Output each line exactly as it appears, skipping any embedded picture.

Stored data
——————

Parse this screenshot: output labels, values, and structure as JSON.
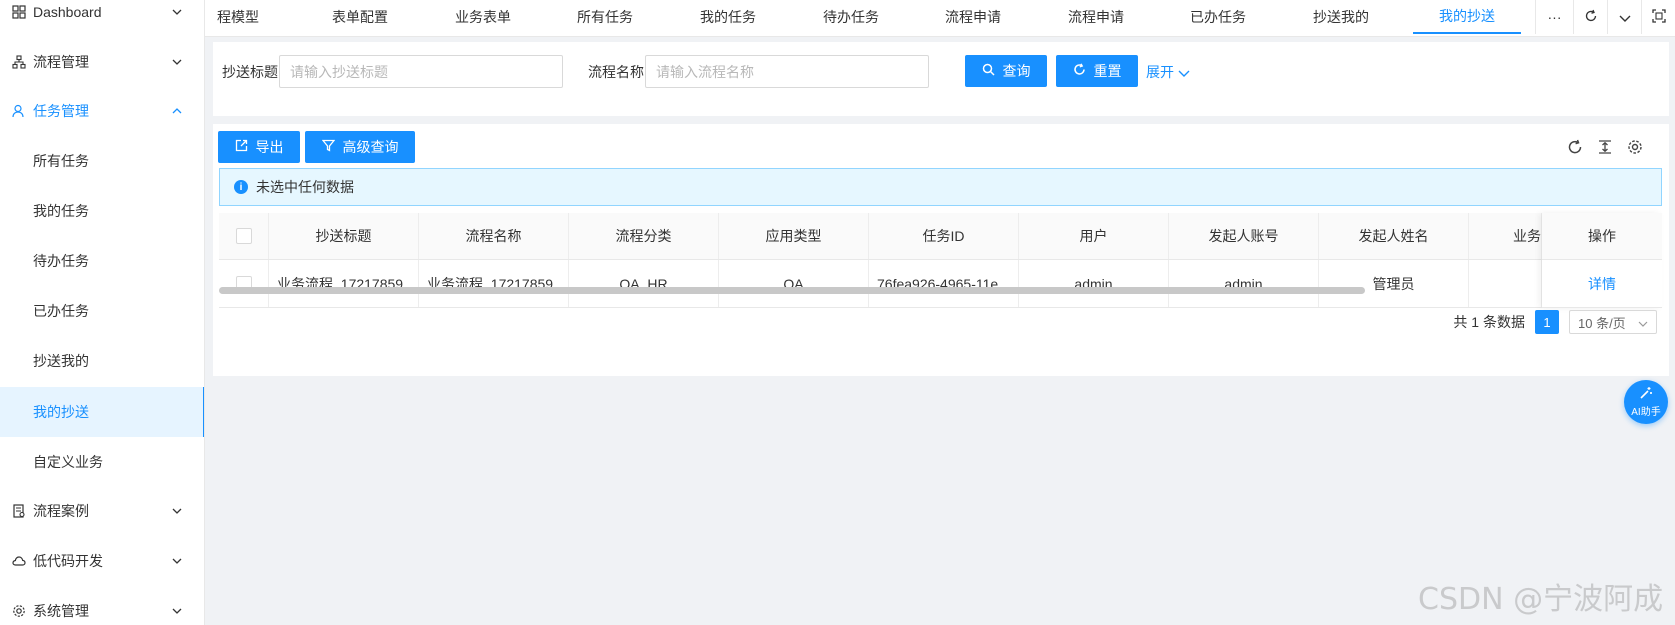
{
  "sidebar": {
    "items": [
      {
        "label": "Dashboard",
        "icon": "dashboard-icon"
      },
      {
        "label": "流程管理",
        "icon": "flow-icon"
      },
      {
        "label": "任务管理",
        "icon": "user-task-icon"
      },
      {
        "label": "所有任务"
      },
      {
        "label": "我的任务"
      },
      {
        "label": "待办任务"
      },
      {
        "label": "已办任务"
      },
      {
        "label": "抄送我的"
      },
      {
        "label": "我的抄送"
      },
      {
        "label": "自定义业务"
      },
      {
        "label": "流程案例",
        "icon": "doc-icon"
      },
      {
        "label": "低代码开发",
        "icon": "cloud-icon"
      },
      {
        "label": "系统管理",
        "icon": "gear-icon"
      }
    ]
  },
  "tabs": {
    "items": [
      "程模型",
      "表单配置",
      "业务表单",
      "所有任务",
      "我的任务",
      "待办任务",
      "流程申请",
      "流程申请",
      "已办任务",
      "抄送我的",
      "我的抄送"
    ],
    "more": "···"
  },
  "search": {
    "title_label": "抄送标题",
    "title_placeholder": "请输入抄送标题",
    "flow_label": "流程名称",
    "flow_placeholder": "请输入流程名称",
    "query_button": "查询",
    "reset_button": "重置",
    "expand_link": "展开"
  },
  "toolbar": {
    "export_button": "导出",
    "advanced_button": "高级查询"
  },
  "alert": {
    "text": "未选中任何数据"
  },
  "table": {
    "headers": [
      "抄送标题",
      "流程名称",
      "流程分类",
      "应用类型",
      "任务ID",
      "用户",
      "发起人账号",
      "发起人姓名",
      "业务",
      "操作"
    ],
    "rows": [
      {
        "title": "业务流程_17217859...",
        "flow_name": "业务流程_17217859...",
        "category": "OA_HR",
        "app_type": "OA",
        "task_id": "76fea926-4965-11e...",
        "user": "admin",
        "initiator_account": "admin",
        "initiator_name": "管理员",
        "business": "",
        "action": "详情"
      }
    ]
  },
  "pagination": {
    "total_text": "共 1 条数据",
    "current_page": "1",
    "page_size": "10 条/页"
  },
  "ai_button": {
    "label": "AI助手"
  },
  "watermark": "CSDN @宁波阿成",
  "colors": {
    "accent": "#1890ff",
    "active_bg": "#e6f4ff",
    "alert_bg": "#e6f7ff"
  }
}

——————

● **SOLUTION TO THIS TASK**:
Parse this screenshot: output labels, values, and structure as JSON.
{
  "sidebar": {
    "items": [
      {
        "label": "Dashboard",
        "icon": "dashboard-icon"
      },
      {
        "label": "流程管理",
        "icon": "flow-icon"
      },
      {
        "label": "任务管理",
        "icon": "user-task-icon"
      },
      {
        "label": "所有任务"
      },
      {
        "label": "我的任务"
      },
      {
        "label": "待办任务"
      },
      {
        "label": "已办任务"
      },
      {
        "label": "抄送我的"
      },
      {
        "label": "我的抄送"
      },
      {
        "label": "自定义业务"
      },
      {
        "label": "流程案例",
        "icon": "doc-icon"
      },
      {
        "label": "低代码开发",
        "icon": "cloud-icon"
      },
      {
        "label": "系统管理",
        "icon": "gear-icon"
      }
    ]
  },
  "tabs": {
    "items": [
      "程模型",
      "表单配置",
      "业务表单",
      "所有任务",
      "我的任务",
      "待办任务",
      "流程申请",
      "流程申请",
      "已办任务",
      "抄送我的",
      "我的抄送"
    ],
    "more": "···"
  },
  "search": {
    "title_label": "抄送标题",
    "title_placeholder": "请输入抄送标题",
    "flow_label": "流程名称",
    "flow_placeholder": "请输入流程名称",
    "query_button": "查询",
    "reset_button": "重置",
    "expand_link": "展开"
  },
  "toolbar": {
    "export_button": "导出",
    "advanced_button": "高级查询"
  },
  "alert": {
    "text": "未选中任何数据"
  },
  "table": {
    "headers": [
      "抄送标题",
      "流程名称",
      "流程分类",
      "应用类型",
      "任务ID",
      "用户",
      "发起人账号",
      "发起人姓名",
      "业务",
      "操作"
    ],
    "rows": [
      {
        "title": "业务流程_17217859...",
        "flow_name": "业务流程_17217859...",
        "category": "OA_HR",
        "app_type": "OA",
        "task_id": "76fea926-4965-11e...",
        "user": "admin",
        "initiator_account": "admin",
        "initiator_name": "管理员",
        "business": "",
        "action": "详情"
      }
    ]
  },
  "pagination": {
    "total_text": "共 1 条数据",
    "current_page": "1",
    "page_size": "10 条/页"
  },
  "ai_button": {
    "label": "AI助手"
  },
  "watermark": "CSDN @宁波阿成",
  "colors": {
    "accent": "#1890ff",
    "active_bg": "#e6f4ff",
    "alert_bg": "#e6f7ff"
  }
}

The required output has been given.